_TASK TO COMPLETE:_ Write out each line of the listing as it stands, without the images.

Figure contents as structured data
■ ■ ■ ■ ■ ■ ■

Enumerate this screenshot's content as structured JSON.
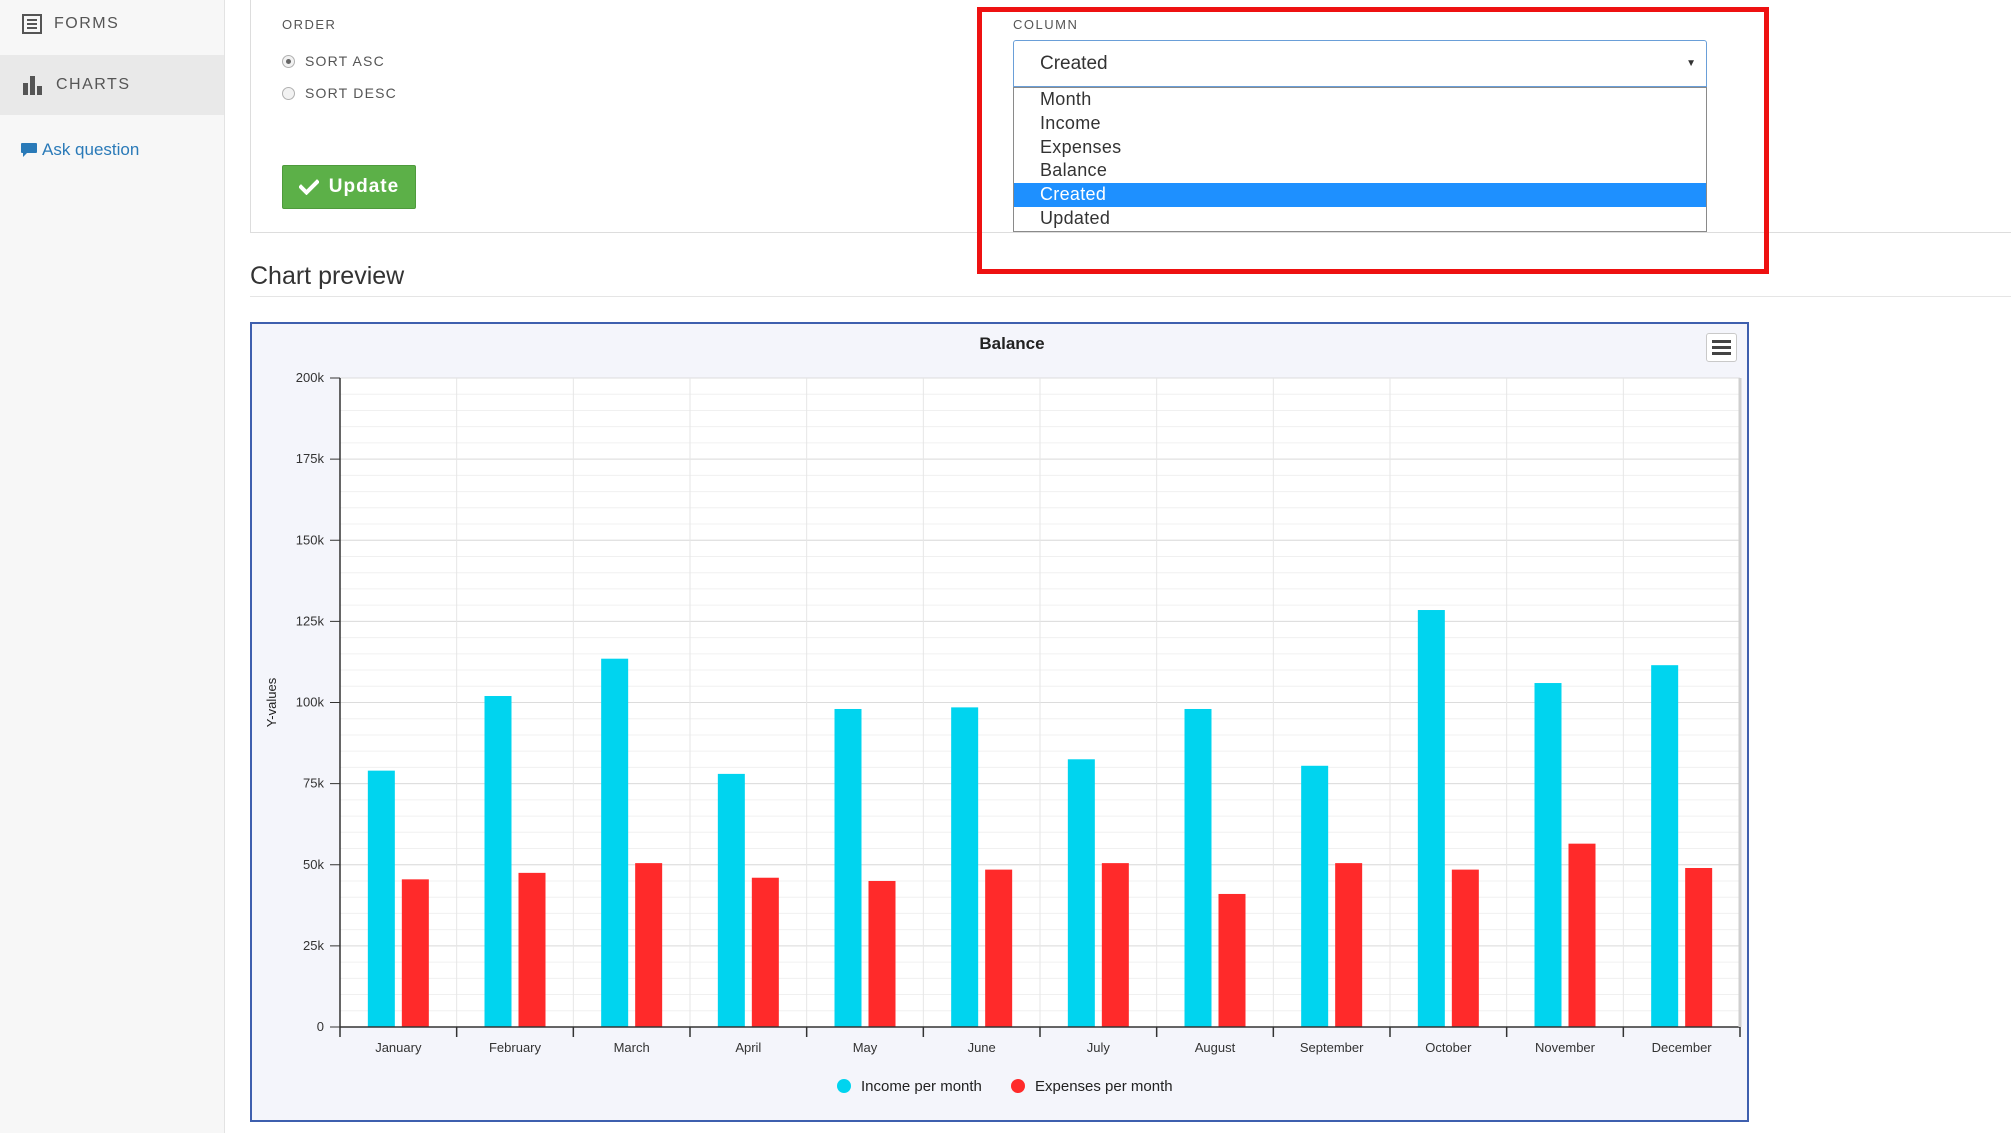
{
  "sidebar": {
    "items": [
      {
        "label": "FORMS",
        "icon": "list-icon"
      },
      {
        "label": "CHARTS",
        "icon": "bar-chart-icon"
      }
    ],
    "ask_question": "Ask question"
  },
  "order": {
    "label": "ORDER",
    "options": [
      "SORT ASC",
      "SORT DESC"
    ],
    "selected": "SORT ASC"
  },
  "update_button": "Update",
  "column": {
    "label": "COLUMN",
    "selected": "Created",
    "options": [
      "Month",
      "Income",
      "Expenses",
      "Balance",
      "Created",
      "Updated"
    ]
  },
  "preview": {
    "title": "Chart preview"
  },
  "colors": {
    "income": "#00d4ef",
    "expenses": "#ff2a2a",
    "accent": "#1e90ff",
    "button": "#5cb048",
    "highlight": "#ee1111"
  },
  "chart_data": {
    "type": "bar",
    "title": "Balance",
    "xlabel": "",
    "ylabel": "Y-values",
    "ylim": [
      0,
      200000
    ],
    "yticks": [
      "0",
      "25k",
      "50k",
      "75k",
      "100k",
      "125k",
      "150k",
      "175k",
      "200k"
    ],
    "categories": [
      "January",
      "February",
      "March",
      "April",
      "May",
      "June",
      "July",
      "August",
      "September",
      "October",
      "November",
      "December"
    ],
    "series": [
      {
        "name": "Income per month",
        "color": "#00d4ef",
        "values": [
          79000,
          102000,
          113500,
          78000,
          98000,
          98500,
          82500,
          98000,
          80500,
          128500,
          106000,
          111500
        ]
      },
      {
        "name": "Expenses per month",
        "color": "#ff2a2a",
        "values": [
          45500,
          47500,
          50500,
          46000,
          45000,
          48500,
          50500,
          41000,
          50500,
          48500,
          56500,
          49000
        ]
      }
    ],
    "legend": "bottom-center",
    "grid": true
  }
}
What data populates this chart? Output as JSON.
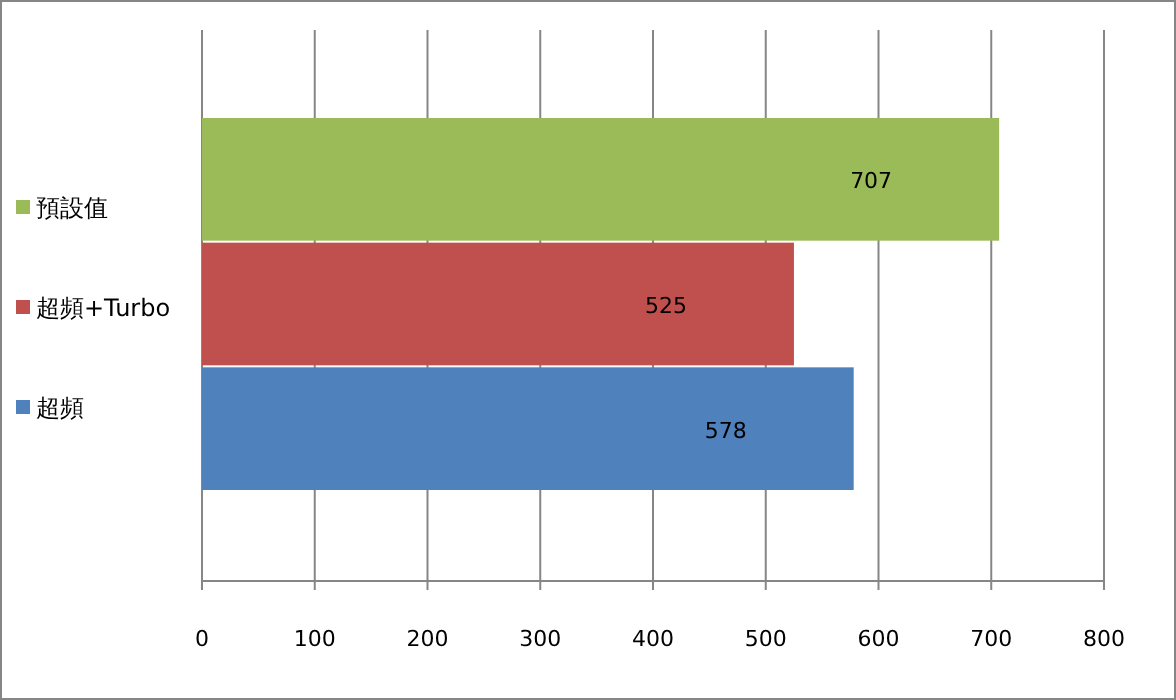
{
  "chart_data": {
    "type": "bar",
    "orientation": "horizontal",
    "categories": [
      null
    ],
    "series": [
      {
        "name": "預設值",
        "color": "#9bbb59",
        "values": [
          707
        ]
      },
      {
        "name": "超頻+Turbo",
        "color": "#c0504d",
        "values": [
          525
        ]
      },
      {
        "name": "超頻",
        "color": "#4f81bd",
        "values": [
          578
        ]
      }
    ],
    "xlim": [
      0,
      800
    ],
    "xticks": [
      0,
      100,
      200,
      300,
      400,
      500,
      600,
      700,
      800
    ],
    "grid": "x",
    "legend": "left",
    "data_labels": true
  }
}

■ ■ ■ ■ ■ ■ ■

_OUTPUT:_
Enumerate this screenshot's content as structured JSON.
{
  "sidebar": {
    "items": [
      {
        "label": "FORMS",
        "icon": "list-icon"
      },
      {
        "label": "CHARTS",
        "icon": "bar-chart-icon"
      }
    ],
    "ask_question": "Ask question"
  },
  "order": {
    "label": "ORDER",
    "options": [
      "SORT ASC",
      "SORT DESC"
    ],
    "selected": "SORT ASC"
  },
  "update_button": "Update",
  "column": {
    "label": "COLUMN",
    "selected": "Created",
    "options": [
      "Month",
      "Income",
      "Expenses",
      "Balance",
      "Created",
      "Updated"
    ]
  },
  "preview": {
    "title": "Chart preview"
  },
  "colors": {
    "income": "#00d4ef",
    "expenses": "#ff2a2a",
    "accent": "#1e90ff",
    "button": "#5cb048",
    "highlight": "#ee1111"
  },
  "chart_data": {
    "type": "bar",
    "title": "Balance",
    "xlabel": "",
    "ylabel": "Y-values",
    "ylim": [
      0,
      200000
    ],
    "yticks": [
      "0",
      "25k",
      "50k",
      "75k",
      "100k",
      "125k",
      "150k",
      "175k",
      "200k"
    ],
    "categories": [
      "January",
      "February",
      "March",
      "April",
      "May",
      "June",
      "July",
      "August",
      "September",
      "October",
      "November",
      "December"
    ],
    "series": [
      {
        "name": "Income per month",
        "color": "#00d4ef",
        "values": [
          79000,
          102000,
          113500,
          78000,
          98000,
          98500,
          82500,
          98000,
          80500,
          128500,
          106000,
          111500
        ]
      },
      {
        "name": "Expenses per month",
        "color": "#ff2a2a",
        "values": [
          45500,
          47500,
          50500,
          46000,
          45000,
          48500,
          50500,
          41000,
          50500,
          48500,
          56500,
          49000
        ]
      }
    ],
    "legend": "bottom-center",
    "grid": true
  }
}
What data populates this chart? Output as JSON.
{
  "chart_data": {
    "type": "bar",
    "orientation": "horizontal",
    "categories": [
      null
    ],
    "series": [
      {
        "name": "預設值",
        "color": "#9bbb59",
        "values": [
          707
        ]
      },
      {
        "name": "超頻+Turbo",
        "color": "#c0504d",
        "values": [
          525
        ]
      },
      {
        "name": "超頻",
        "color": "#4f81bd",
        "values": [
          578
        ]
      }
    ],
    "xlim": [
      0,
      800
    ],
    "xticks": [
      0,
      100,
      200,
      300,
      400,
      500,
      600,
      700,
      800
    ],
    "grid": "x",
    "legend": "left",
    "data_labels": true
  }
}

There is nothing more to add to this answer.